> [ACTIVITY]
Carry on the history of Munich's English Garden below from the point where it stops, after Werneck's remark about losing the garden.

> [EXTRACT PROVIDED]
=== Begin Enclosure ===

One improvement of the garden was not inspired by business considerations: around 1800 a new lake was created at the northern end of the original garden, the Kleinhesseloher See. Kleinhesselohe, after which it was named, was a small collection of buildings at the original northern entrance to the park, where beer, milk and cold food was served. Werneck's lake was smaller than the modern one; his successor Sckell increased its area considerably in 1812.

The newly acquired ground, the Hirschau, was of low agricultural quality; and Werneck set his soldiers to improving it in 1800 to 1802. These improvements had been expensive; and when Werneck sought money to cover the debts incurred and to buy more livestock for the garden, the request was refused. In order to finance the garden, he was driven to himself buy the concession to the mills, when no other buyer could be found at the price demanded of 5000 florins. In addition, he had made an enemy of Professor Anton Will, director of the veterinary school, which Thompson had created along with the English Garden. Insulting language from Werneck – as, for instance, that he shat on Will's demands – led Will to complain at court. In 1804 Maximilian IV Joseph gave Sckell direct charge of the English Garden and removed Werneck, with assurances of "complete satisfaction" ("allerhöchster Zufriedenheit") with his work. Werneck was disappointed: "I am losing the English Garden, working on which made my life agreeable; I had sought nothing, asked for nothing, and I lose the only thing that gave me pleasure."

=== End Enclosure ===

> [EXCERPTED RECORDS]
=== Begin Enclosure ===

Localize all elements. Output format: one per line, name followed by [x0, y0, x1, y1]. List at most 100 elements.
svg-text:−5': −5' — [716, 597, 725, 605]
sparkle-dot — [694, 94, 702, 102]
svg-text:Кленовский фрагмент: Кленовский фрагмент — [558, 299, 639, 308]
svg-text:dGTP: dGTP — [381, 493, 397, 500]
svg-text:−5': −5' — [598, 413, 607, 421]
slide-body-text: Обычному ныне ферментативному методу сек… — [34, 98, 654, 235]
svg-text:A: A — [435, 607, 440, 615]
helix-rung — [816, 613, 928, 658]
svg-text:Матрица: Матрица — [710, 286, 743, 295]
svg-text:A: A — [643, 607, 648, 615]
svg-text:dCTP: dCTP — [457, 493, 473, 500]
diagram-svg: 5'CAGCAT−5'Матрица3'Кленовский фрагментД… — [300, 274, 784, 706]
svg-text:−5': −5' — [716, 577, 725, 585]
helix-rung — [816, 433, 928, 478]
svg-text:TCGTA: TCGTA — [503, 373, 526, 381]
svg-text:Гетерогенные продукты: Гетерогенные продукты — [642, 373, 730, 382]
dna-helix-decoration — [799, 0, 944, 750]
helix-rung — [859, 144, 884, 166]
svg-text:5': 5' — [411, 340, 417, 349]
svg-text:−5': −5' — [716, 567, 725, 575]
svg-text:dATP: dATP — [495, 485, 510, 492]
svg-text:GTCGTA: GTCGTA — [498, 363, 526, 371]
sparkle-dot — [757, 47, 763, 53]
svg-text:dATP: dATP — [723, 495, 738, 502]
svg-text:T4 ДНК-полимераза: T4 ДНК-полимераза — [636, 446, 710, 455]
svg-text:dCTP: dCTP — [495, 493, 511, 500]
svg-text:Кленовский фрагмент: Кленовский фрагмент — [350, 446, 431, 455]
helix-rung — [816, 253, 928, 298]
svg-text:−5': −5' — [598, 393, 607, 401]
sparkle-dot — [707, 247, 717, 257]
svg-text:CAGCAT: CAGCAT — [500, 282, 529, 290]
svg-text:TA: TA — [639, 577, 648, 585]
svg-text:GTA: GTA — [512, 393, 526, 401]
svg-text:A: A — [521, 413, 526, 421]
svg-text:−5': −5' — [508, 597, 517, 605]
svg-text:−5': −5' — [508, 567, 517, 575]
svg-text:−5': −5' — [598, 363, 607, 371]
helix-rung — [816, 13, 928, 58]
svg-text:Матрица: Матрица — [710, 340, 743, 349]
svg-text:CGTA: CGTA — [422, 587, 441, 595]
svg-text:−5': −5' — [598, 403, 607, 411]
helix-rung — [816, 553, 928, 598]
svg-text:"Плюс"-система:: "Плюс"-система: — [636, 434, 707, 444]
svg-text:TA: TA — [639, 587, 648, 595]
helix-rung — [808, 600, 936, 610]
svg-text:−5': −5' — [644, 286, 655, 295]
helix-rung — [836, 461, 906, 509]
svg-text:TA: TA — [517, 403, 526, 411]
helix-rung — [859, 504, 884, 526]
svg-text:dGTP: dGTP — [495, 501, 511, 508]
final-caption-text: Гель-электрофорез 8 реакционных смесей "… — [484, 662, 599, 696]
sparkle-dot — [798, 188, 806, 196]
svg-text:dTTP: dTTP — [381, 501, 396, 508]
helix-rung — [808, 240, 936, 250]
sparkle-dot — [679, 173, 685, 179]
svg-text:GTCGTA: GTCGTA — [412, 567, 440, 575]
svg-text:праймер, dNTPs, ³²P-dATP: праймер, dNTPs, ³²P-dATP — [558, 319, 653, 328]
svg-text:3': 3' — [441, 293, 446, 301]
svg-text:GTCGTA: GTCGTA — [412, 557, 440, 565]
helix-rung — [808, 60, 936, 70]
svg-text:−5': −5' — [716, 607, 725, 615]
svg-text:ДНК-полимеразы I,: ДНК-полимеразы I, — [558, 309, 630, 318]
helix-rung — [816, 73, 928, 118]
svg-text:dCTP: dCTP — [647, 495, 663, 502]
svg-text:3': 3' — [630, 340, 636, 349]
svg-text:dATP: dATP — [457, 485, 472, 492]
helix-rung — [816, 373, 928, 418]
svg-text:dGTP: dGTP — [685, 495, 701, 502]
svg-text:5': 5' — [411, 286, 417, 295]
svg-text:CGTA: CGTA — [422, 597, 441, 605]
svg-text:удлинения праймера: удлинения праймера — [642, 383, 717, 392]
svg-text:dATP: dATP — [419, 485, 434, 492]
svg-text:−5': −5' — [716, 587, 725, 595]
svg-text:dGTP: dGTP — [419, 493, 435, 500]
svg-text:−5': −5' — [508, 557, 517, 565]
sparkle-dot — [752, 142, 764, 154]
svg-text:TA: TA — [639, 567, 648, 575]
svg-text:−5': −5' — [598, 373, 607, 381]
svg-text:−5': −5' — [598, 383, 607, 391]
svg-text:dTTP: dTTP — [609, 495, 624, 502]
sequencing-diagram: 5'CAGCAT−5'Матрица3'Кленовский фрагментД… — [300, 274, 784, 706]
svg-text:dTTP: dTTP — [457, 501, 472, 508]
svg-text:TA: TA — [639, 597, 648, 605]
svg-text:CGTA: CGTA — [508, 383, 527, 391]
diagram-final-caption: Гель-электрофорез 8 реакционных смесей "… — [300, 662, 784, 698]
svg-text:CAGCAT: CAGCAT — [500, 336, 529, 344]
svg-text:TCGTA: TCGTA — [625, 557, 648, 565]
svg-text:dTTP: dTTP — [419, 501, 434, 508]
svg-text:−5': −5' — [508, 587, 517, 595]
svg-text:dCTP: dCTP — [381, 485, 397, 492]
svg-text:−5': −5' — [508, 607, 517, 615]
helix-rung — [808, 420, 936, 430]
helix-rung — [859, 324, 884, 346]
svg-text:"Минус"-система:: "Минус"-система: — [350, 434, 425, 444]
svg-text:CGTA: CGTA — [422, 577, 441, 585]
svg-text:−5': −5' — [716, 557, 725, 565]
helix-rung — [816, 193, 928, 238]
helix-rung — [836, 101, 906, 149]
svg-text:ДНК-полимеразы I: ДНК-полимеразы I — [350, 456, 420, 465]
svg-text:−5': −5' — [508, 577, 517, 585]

=== End Enclosure ===

> [ANSWER TO THIS TASK]
As consolation, he was promoted to major general (Generalmajor) and given charge of the corps of cadets, in which children destined to become officers were instructed. He held this post until his retirement on account of ill health in 1817. In 1818 he settled in Schloss Triesdorf in Ansbach. He survived for many years and was still living in 1838, when Ludwig I honoured his contributions to the English Garden with a monument, designed by Leo von Klenze near the banks of the Kleinhesseloher See. He died on July 27, 1842, at the age of 85 in Tegernsee.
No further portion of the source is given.